• _THE PROBLEM_:
Reproduce the entries exactly.

★ ★ ★ ★ ★ ★ ★

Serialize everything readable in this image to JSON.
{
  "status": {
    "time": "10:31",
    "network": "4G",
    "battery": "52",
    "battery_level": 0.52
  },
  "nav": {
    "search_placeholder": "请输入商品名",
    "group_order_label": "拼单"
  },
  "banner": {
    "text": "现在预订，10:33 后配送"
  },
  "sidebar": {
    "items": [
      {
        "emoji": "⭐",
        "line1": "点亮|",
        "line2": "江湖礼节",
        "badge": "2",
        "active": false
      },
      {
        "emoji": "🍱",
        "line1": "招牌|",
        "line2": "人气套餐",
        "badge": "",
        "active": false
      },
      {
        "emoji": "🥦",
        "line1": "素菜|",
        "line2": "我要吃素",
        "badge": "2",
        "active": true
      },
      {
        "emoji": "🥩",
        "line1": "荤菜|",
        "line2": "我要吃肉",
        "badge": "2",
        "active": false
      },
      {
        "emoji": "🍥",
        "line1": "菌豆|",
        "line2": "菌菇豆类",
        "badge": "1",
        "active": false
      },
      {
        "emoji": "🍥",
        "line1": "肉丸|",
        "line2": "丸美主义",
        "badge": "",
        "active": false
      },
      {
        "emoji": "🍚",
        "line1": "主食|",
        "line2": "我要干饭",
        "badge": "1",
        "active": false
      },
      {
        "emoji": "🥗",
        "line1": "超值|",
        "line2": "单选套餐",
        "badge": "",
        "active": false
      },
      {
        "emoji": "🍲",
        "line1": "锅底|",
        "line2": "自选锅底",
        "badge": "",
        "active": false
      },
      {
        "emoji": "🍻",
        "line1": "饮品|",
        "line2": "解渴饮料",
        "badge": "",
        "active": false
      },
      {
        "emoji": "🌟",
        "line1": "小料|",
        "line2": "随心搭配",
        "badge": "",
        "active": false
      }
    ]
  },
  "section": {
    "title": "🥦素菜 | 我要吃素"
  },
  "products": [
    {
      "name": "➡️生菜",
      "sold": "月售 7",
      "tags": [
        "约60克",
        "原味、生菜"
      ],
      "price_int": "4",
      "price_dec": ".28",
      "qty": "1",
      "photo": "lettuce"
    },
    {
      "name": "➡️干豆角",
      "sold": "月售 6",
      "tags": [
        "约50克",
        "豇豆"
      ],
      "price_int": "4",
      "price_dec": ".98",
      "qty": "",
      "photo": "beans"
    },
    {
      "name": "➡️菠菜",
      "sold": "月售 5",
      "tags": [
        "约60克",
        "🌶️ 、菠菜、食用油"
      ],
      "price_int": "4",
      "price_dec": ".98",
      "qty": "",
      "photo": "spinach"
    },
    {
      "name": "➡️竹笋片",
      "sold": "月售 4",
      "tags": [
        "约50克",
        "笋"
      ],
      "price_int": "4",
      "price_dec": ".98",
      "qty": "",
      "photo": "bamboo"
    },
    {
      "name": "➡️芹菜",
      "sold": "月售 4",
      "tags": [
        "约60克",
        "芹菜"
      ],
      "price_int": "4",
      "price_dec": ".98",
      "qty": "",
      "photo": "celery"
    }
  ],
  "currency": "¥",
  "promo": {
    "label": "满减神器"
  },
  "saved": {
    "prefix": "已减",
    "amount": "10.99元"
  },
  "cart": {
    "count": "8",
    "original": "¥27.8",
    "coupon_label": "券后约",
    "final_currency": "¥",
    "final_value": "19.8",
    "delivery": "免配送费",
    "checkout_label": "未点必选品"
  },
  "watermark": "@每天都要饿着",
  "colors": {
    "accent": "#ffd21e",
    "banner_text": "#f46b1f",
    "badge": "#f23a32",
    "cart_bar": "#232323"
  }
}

★ ★ ★ ★ ★ ★ ★

• _COMPLETED EXERCISE_:
Serialize everything readable in this image to JSON.
{
  "status": {
    "time": "10:31",
    "network": "4G",
    "battery": "52",
    "battery_level": 0.52
  },
  "nav": {
    "search_placeholder": "请输入商品名",
    "group_order_label": "拼单"
  },
  "banner": {
    "text": "现在预订，10:33 后配送"
  },
  "sidebar": {
    "items": [
      {
        "emoji": "⭐",
        "line1": "点亮|",
        "line2": "江湖礼节",
        "badge": "2",
        "active": false
      },
      {
        "emoji": "🍱",
        "line1": "招牌|",
        "line2": "人气套餐",
        "badge": "",
        "active": false
      },
      {
        "emoji": "🥦",
        "line1": "素菜|",
        "line2": "我要吃素",
        "badge": "2",
        "active": true
      },
      {
        "emoji": "🥩",
        "line1": "荤菜|",
        "line2": "我要吃肉",
        "badge": "2",
        "active": false
      },
      {
        "emoji": "🍥",
        "line1": "菌豆|",
        "line2": "菌菇豆类",
        "badge": "1",
        "active": false
      },
      {
        "emoji": "🍥",
        "line1": "肉丸|",
        "line2": "丸美主义",
        "badge": "",
        "active": false
      },
      {
        "emoji": "🍚",
        "line1": "主食|",
        "line2": "我要干饭",
        "badge": "1",
        "active": false
      },
      {
        "emoji": "🥗",
        "line1": "超值|",
        "line2": "单选套餐",
        "badge": "",
        "active": false
      },
      {
        "emoji": "🍲",
        "line1": "锅底|",
        "line2": "自选锅底",
        "badge": "",
        "active": false
      },
      {
        "emoji": "🍻",
        "line1": "饮品|",
        "line2": "解渴饮料",
        "badge": "",
        "active": false
      },
      {
        "emoji": "🌟",
        "line1": "小料|",
        "line2": "随心搭配",
        "badge": "",
        "active": false
      }
    ]
  },
  "section": {
    "title": "🥦素菜 | 我要吃素"
  },
  "products": [
    {
      "name": "➡️生菜",
      "sold": "月售 7",
      "tags": [
        "约60克",
        "原味、生菜"
      ],
      "price_int": "4",
      "price_dec": ".28",
      "qty": "1",
      "photo": "lettuce"
    },
    {
      "name": "➡️干豆角",
      "sold": "月售 6",
      "tags": [
        "约50克",
        "豇豆"
      ],
      "price_int": "4",
      "price_dec": ".98",
      "qty": "",
      "photo": "beans"
    },
    {
      "name": "➡️菠菜",
      "sold": "月售 5",
      "tags": [
        "约60克",
        "🌶️ 、菠菜、食用油"
      ],
      "price_int": "4",
      "price_dec": ".98",
      "qty": "",
      "photo": "spinach"
    },
    {
      "name": "➡️竹笋片",
      "sold": "月售 4",
      "tags": [
        "约50克",
        "笋"
      ],
      "price_int": "4",
      "price_dec": ".98",
      "qty": "",
      "photo": "bamboo"
    },
    {
      "name": "➡️芹菜",
      "sold": "月售 4",
      "tags": [
        "约60克",
        "芹菜"
      ],
      "price_int": "4",
      "price_dec": ".98",
      "qty": "",
      "photo": "celery"
    }
  ],
  "currency": "¥",
  "promo": {
    "label": "满减神器"
  },
  "saved": {
    "prefix": "已减",
    "amount": "10.99元"
  },
  "cart": {
    "count": "8",
    "original": "¥27.8",
    "coupon_label": "券后约",
    "final_currency": "¥",
    "final_value": "19.8",
    "delivery": "免配送费",
    "checkout_label": "未点必选品"
  },
  "watermark": "@每天都要饿着",
  "colors": {
    "accent": "#ffd21e",
    "banner_text": "#f46b1f",
    "badge": "#f23a32",
    "cart_bar": "#232323"
  }
}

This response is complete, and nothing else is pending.